Report how many lines contain "length". Give the number and nothing else.

:: PROVIDED DATA ::

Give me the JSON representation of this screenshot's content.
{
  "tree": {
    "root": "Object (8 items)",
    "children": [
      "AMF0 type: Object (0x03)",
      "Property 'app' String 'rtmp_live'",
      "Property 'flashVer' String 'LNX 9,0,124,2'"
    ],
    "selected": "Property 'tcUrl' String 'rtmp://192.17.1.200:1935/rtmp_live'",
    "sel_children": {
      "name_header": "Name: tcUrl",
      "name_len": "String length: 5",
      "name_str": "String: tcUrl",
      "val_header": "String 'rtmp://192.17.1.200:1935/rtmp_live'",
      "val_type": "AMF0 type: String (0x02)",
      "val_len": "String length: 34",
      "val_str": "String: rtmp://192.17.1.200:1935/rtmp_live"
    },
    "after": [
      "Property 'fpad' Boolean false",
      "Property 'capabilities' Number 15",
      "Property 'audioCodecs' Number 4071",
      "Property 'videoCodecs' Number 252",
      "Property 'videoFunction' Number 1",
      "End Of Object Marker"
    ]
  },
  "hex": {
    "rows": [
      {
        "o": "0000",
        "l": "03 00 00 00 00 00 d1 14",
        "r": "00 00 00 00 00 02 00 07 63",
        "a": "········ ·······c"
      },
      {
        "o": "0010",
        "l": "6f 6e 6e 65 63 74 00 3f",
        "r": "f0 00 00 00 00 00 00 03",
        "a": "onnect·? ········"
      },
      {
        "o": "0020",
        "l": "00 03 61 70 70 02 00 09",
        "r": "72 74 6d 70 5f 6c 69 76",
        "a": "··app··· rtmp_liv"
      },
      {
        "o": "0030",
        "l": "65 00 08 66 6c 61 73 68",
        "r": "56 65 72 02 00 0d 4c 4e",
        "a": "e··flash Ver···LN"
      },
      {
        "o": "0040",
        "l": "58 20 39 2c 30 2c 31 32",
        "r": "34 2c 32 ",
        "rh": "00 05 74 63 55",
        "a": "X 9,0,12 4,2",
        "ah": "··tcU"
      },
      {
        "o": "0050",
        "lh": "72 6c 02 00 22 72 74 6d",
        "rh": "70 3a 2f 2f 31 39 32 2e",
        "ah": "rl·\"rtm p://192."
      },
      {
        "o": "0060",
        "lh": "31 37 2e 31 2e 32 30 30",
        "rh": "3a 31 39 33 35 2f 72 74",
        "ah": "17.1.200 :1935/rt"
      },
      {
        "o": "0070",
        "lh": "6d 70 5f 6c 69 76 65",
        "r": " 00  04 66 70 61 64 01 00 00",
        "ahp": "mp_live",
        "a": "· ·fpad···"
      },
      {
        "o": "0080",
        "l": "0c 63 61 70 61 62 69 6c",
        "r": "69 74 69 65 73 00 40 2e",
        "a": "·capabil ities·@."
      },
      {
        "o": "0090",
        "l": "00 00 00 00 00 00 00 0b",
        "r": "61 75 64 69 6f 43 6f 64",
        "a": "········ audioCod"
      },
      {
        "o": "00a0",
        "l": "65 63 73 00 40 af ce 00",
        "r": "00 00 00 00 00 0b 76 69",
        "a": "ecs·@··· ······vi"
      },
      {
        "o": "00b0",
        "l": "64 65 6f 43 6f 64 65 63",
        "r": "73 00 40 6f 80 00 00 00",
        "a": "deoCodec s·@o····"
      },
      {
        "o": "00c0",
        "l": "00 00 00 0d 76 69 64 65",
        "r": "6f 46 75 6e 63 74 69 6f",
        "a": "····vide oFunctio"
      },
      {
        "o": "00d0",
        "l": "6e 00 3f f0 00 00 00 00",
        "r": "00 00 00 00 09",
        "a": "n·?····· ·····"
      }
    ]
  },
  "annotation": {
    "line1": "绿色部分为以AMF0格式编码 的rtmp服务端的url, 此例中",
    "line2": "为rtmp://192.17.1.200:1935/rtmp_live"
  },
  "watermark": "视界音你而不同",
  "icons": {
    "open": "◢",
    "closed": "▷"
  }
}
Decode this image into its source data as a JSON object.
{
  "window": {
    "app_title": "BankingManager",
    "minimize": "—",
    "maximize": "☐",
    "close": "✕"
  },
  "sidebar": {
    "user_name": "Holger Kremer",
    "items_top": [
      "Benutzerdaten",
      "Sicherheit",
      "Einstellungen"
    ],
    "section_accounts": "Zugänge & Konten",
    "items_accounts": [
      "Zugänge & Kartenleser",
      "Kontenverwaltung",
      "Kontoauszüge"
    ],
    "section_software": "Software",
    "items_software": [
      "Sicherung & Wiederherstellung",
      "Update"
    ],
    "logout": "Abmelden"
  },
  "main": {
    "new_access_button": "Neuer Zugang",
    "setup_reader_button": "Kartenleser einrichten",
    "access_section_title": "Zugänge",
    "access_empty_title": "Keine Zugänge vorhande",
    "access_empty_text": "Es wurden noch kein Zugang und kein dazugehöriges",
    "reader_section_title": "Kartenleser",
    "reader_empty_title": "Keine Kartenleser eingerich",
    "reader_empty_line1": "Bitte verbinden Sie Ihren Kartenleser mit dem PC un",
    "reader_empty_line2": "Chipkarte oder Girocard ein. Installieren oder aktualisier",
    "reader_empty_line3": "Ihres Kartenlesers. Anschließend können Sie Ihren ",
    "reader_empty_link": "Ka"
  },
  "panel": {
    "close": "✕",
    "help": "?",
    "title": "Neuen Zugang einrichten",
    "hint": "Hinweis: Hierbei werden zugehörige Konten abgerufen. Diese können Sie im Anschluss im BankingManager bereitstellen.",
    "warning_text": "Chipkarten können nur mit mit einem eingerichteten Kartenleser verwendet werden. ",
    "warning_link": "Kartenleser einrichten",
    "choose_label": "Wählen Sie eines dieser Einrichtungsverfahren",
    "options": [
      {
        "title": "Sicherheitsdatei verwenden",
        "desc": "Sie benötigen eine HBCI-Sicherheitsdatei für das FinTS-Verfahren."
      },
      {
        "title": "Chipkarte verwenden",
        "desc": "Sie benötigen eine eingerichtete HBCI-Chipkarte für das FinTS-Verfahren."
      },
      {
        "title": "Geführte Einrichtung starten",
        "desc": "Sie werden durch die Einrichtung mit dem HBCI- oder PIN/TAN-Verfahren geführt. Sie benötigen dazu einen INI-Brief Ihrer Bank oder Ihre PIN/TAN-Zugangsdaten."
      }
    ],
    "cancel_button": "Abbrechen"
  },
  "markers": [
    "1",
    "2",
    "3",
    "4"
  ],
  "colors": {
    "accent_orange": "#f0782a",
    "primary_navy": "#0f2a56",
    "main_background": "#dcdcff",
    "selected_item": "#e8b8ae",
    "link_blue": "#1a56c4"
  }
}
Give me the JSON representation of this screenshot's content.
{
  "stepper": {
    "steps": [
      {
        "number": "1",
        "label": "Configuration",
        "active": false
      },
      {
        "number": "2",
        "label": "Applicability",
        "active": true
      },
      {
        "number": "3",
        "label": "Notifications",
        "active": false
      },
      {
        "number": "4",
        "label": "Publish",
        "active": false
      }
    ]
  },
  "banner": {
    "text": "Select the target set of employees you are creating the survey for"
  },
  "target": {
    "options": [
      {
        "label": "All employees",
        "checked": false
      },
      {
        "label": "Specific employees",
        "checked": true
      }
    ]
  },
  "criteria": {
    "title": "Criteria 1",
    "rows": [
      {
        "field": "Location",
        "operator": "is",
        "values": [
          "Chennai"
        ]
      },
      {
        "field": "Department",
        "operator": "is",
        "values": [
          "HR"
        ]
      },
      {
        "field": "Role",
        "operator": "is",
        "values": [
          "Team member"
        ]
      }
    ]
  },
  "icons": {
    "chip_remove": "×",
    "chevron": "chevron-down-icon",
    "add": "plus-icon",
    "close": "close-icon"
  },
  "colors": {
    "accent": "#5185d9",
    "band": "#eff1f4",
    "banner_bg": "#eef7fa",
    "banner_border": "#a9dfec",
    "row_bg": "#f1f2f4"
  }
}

:::

■ ANSWER FOR THE TASK: 2